**TASK PROMPT**
Report every line from the material that contains the word "解除全体静音".

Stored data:
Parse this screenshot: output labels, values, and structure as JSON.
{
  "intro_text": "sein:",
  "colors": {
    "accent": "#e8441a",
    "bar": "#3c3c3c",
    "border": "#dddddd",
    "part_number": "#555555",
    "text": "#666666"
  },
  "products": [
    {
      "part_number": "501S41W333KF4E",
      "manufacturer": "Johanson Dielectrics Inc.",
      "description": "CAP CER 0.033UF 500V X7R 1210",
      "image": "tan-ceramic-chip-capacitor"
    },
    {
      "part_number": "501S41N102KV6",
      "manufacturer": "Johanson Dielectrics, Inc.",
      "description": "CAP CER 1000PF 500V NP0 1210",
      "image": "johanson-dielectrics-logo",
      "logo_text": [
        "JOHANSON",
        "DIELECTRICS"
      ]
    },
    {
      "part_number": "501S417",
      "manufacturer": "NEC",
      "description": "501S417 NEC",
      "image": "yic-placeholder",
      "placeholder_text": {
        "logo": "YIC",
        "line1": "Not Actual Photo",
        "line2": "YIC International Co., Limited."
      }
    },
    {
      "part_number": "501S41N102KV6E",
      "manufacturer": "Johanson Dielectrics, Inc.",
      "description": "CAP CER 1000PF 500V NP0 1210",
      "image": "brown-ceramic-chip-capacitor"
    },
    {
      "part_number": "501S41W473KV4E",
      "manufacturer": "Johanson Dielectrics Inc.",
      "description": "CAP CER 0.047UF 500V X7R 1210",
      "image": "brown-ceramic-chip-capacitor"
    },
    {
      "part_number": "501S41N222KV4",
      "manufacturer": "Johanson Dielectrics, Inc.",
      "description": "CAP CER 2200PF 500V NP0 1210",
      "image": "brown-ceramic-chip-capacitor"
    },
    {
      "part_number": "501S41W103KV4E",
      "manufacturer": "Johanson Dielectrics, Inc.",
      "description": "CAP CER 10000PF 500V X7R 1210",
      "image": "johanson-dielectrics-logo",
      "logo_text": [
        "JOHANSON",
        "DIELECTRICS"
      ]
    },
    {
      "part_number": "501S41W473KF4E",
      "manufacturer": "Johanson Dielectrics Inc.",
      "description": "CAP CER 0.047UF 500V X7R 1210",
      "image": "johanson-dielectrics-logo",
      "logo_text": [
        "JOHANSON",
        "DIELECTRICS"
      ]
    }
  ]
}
---
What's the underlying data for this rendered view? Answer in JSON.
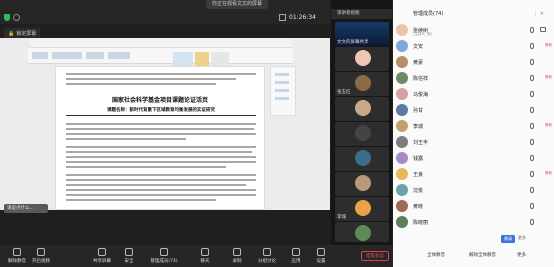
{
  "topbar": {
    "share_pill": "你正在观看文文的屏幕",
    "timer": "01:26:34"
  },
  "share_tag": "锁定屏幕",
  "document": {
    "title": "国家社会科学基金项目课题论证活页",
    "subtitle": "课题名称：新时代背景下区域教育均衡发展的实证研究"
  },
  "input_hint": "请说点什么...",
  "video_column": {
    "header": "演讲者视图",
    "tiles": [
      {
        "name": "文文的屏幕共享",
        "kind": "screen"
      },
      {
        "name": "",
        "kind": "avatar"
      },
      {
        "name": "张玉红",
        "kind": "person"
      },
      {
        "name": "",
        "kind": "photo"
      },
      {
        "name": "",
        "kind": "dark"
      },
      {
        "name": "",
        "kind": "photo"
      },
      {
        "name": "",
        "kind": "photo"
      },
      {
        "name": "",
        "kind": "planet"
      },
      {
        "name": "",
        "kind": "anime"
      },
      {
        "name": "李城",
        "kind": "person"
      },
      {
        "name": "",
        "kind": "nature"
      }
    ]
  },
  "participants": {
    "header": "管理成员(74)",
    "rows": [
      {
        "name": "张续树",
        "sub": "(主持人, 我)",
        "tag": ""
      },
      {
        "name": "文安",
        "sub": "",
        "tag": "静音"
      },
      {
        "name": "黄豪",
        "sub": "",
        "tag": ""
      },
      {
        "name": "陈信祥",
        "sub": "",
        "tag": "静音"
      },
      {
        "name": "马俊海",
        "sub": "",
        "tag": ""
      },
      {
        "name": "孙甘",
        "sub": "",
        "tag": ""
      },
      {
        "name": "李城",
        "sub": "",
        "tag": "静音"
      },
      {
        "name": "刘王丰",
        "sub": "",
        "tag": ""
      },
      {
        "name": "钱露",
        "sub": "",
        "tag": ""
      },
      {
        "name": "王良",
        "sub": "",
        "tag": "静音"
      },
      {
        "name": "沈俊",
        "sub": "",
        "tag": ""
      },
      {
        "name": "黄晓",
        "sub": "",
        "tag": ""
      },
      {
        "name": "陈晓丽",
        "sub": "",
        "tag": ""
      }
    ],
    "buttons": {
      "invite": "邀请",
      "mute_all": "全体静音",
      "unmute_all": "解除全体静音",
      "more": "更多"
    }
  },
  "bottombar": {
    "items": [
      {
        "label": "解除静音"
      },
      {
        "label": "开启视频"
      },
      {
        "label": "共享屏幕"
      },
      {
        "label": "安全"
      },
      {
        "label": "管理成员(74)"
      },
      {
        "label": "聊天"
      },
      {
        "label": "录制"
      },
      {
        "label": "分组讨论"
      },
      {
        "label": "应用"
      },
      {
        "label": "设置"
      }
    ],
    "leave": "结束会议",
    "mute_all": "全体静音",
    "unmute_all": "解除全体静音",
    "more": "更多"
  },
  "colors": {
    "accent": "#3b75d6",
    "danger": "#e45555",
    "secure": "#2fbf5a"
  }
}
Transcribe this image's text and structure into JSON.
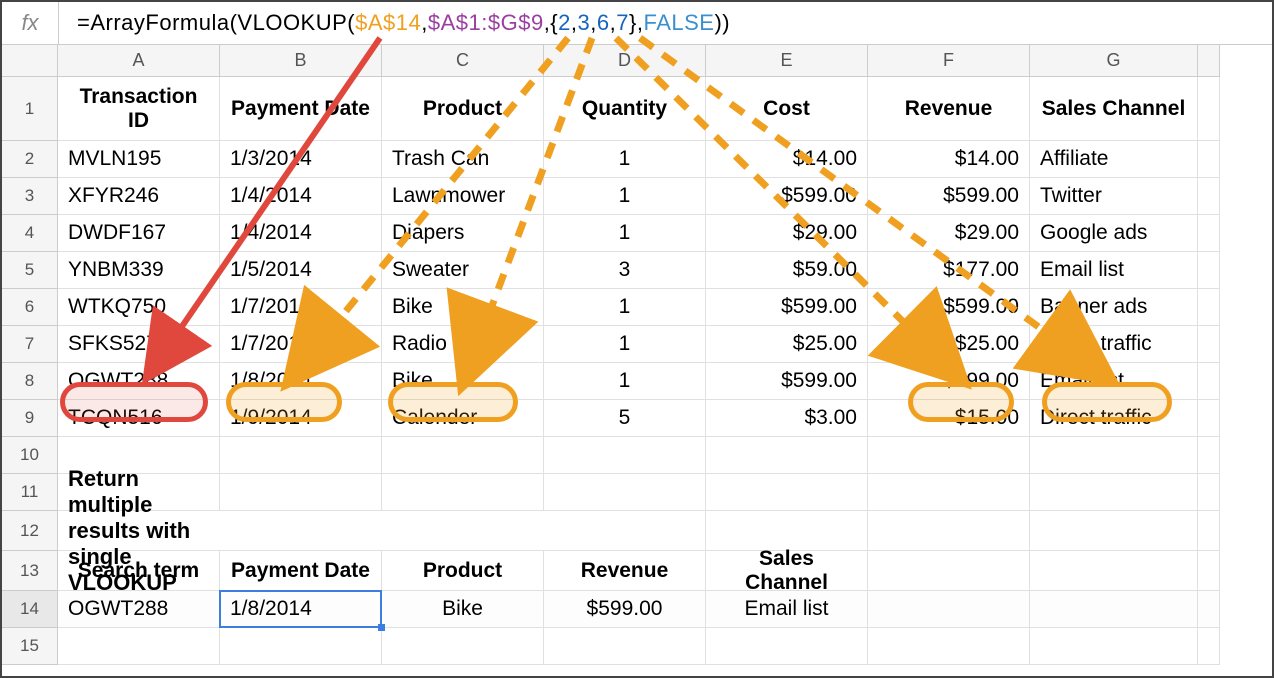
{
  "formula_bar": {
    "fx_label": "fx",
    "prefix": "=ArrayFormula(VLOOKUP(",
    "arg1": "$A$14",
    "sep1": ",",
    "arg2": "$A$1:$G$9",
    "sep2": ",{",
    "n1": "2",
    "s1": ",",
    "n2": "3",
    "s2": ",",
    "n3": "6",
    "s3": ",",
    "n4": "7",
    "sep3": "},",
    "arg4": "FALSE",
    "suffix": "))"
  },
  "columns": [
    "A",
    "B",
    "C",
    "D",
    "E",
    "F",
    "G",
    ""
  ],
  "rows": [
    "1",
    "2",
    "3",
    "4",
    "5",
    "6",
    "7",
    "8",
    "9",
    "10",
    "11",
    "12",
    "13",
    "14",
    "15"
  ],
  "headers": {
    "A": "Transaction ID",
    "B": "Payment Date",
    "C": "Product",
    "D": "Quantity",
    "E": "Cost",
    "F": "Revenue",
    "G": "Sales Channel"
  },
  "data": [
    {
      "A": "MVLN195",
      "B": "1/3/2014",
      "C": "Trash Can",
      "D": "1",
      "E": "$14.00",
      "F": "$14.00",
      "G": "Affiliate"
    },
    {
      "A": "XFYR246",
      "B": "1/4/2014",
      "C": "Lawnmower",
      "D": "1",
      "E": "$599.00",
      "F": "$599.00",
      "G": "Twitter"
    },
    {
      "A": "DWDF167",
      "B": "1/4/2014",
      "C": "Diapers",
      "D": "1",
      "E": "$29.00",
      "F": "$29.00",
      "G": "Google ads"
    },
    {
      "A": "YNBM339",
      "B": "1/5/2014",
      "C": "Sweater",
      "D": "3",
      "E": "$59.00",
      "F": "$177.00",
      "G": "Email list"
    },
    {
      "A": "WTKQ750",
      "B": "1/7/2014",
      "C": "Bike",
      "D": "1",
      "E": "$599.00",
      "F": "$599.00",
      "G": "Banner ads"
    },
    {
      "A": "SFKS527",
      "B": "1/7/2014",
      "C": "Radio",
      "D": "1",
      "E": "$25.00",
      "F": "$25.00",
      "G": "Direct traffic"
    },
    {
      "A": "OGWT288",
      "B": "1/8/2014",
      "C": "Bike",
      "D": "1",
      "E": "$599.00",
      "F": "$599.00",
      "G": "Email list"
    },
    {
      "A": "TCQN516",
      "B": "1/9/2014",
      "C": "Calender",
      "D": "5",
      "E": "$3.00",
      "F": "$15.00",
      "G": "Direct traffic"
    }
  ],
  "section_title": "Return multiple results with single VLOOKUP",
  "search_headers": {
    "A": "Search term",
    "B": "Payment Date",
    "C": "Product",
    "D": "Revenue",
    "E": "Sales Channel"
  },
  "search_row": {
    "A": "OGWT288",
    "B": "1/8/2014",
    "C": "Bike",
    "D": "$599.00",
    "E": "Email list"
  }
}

**COMPLETE RESPONSE**
      "unmute_all": "解除全体静音",
    "unmute_all": "解除全体静音",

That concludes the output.